- GOAL
Copy out all lines carrying the word "color".

####################

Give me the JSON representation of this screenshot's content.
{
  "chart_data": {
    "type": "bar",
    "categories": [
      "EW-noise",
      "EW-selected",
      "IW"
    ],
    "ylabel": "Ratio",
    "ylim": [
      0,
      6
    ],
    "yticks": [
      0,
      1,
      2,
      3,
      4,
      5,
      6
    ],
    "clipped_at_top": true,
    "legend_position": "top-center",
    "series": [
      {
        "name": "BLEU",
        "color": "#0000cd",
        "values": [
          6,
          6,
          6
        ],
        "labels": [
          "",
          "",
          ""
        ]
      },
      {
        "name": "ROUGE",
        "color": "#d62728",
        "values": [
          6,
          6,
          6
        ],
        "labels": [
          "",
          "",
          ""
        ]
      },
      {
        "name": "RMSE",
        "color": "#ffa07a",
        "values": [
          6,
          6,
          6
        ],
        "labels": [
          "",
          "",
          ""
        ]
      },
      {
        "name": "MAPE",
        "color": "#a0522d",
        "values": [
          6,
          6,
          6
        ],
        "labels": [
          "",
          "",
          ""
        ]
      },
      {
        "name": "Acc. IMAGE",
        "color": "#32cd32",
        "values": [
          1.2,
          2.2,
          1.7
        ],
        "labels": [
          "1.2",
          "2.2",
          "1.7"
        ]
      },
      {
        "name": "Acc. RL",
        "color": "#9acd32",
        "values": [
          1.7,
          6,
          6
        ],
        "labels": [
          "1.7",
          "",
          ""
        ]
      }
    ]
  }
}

####################

- REPLY
        "color": "#0000cd",
        "color": "#d62728",
        "color": "#ffa07a",
        "color": "#a0522d",
        "color": "#32cd32",
        "color": "#9acd32",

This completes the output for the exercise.